Data records
# # #
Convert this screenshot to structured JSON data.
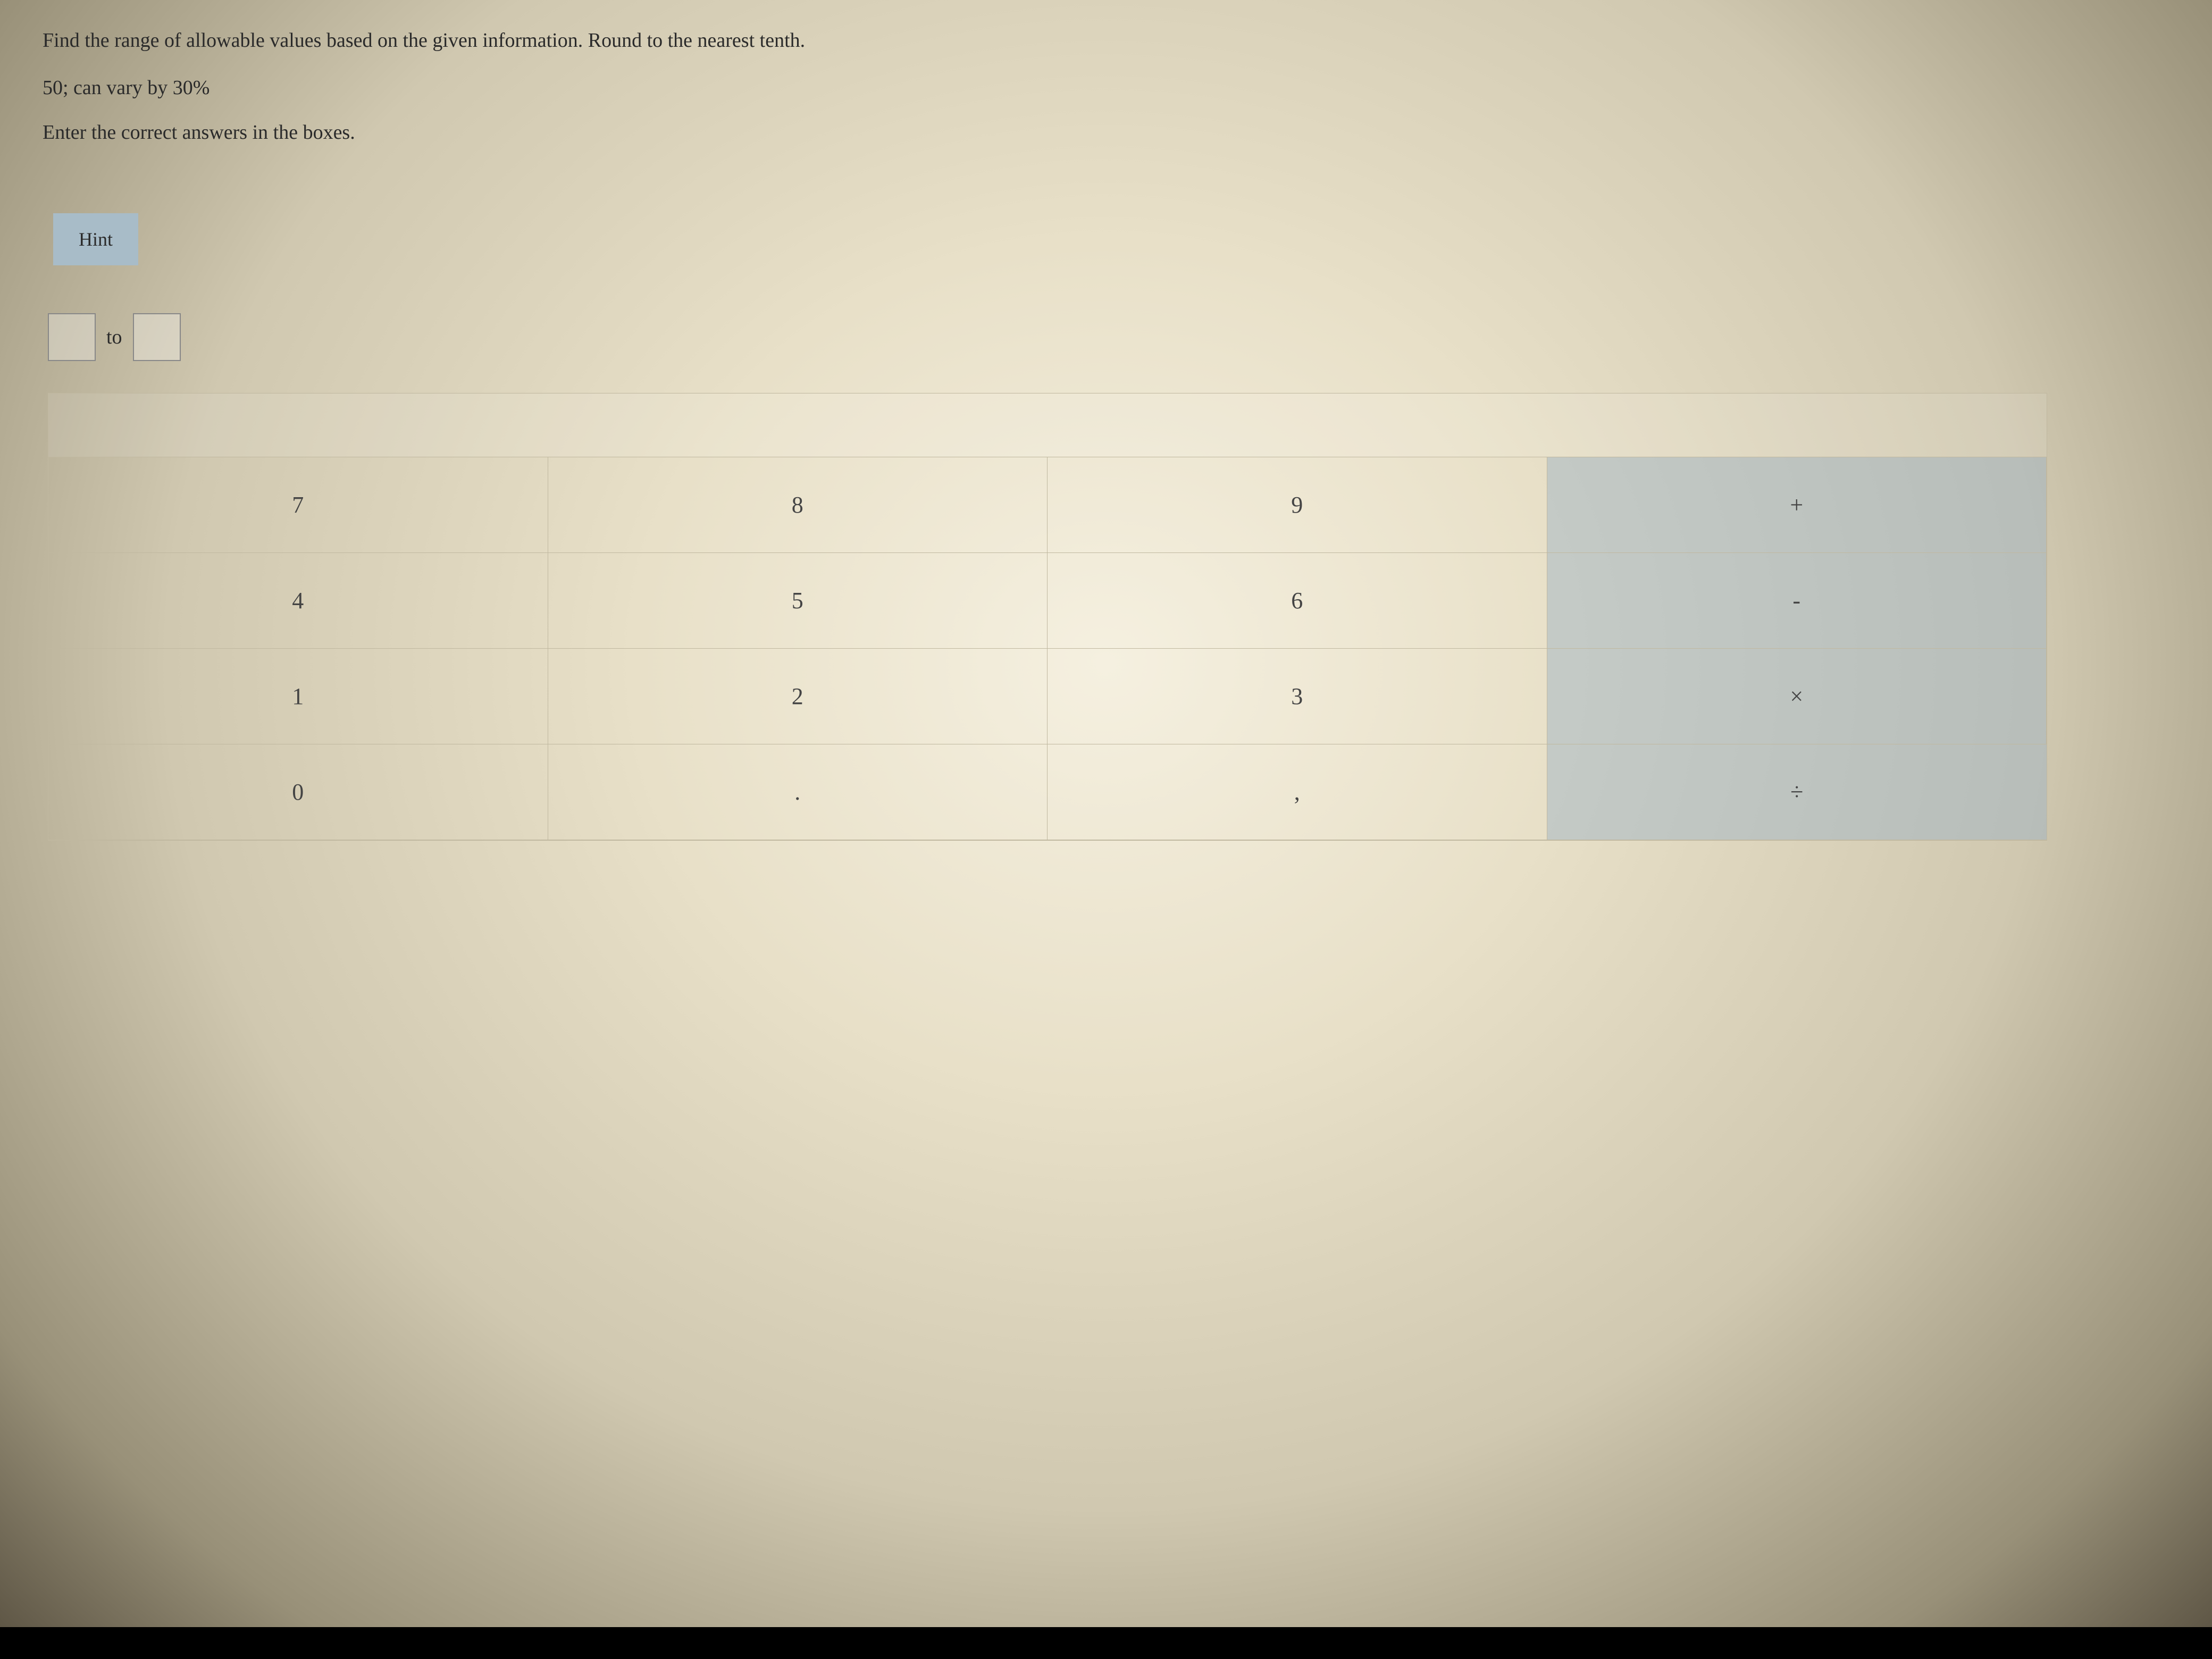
{
  "question": {
    "prompt": "Find the range of allowable values based on the given information. Round to the nearest tenth.",
    "given": "50; can vary by 30%",
    "instructions": "Enter the correct answers in the boxes."
  },
  "hint": {
    "label": "Hint"
  },
  "answer": {
    "input1_value": "",
    "connector": "to",
    "input2_value": ""
  },
  "keypad": {
    "rows": [
      [
        "7",
        "8",
        "9",
        "+"
      ],
      [
        "4",
        "5",
        "6",
        "-"
      ],
      [
        "1",
        "2",
        "3",
        "×"
      ],
      [
        "0",
        ".",
        ",",
        "÷"
      ]
    ]
  }
}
# # #
## WHAT YOU ARE ASKED TO DO
Please set down each line of the data above exactly as written, without the pictures.

## EXERCISE ANSWER
Convert this screenshot to structured JSON data.
{
  "question": {
    "prompt": "Find the range of allowable values based on the given information. Round to the nearest tenth.",
    "given": "50; can vary by 30%",
    "instructions": "Enter the correct answers in the boxes."
  },
  "hint": {
    "label": "Hint"
  },
  "answer": {
    "input1_value": "",
    "connector": "to",
    "input2_value": ""
  },
  "keypad": {
    "rows": [
      [
        "7",
        "8",
        "9",
        "+"
      ],
      [
        "4",
        "5",
        "6",
        "-"
      ],
      [
        "1",
        "2",
        "3",
        "×"
      ],
      [
        "0",
        ".",
        ",",
        "÷"
      ]
    ]
  }
}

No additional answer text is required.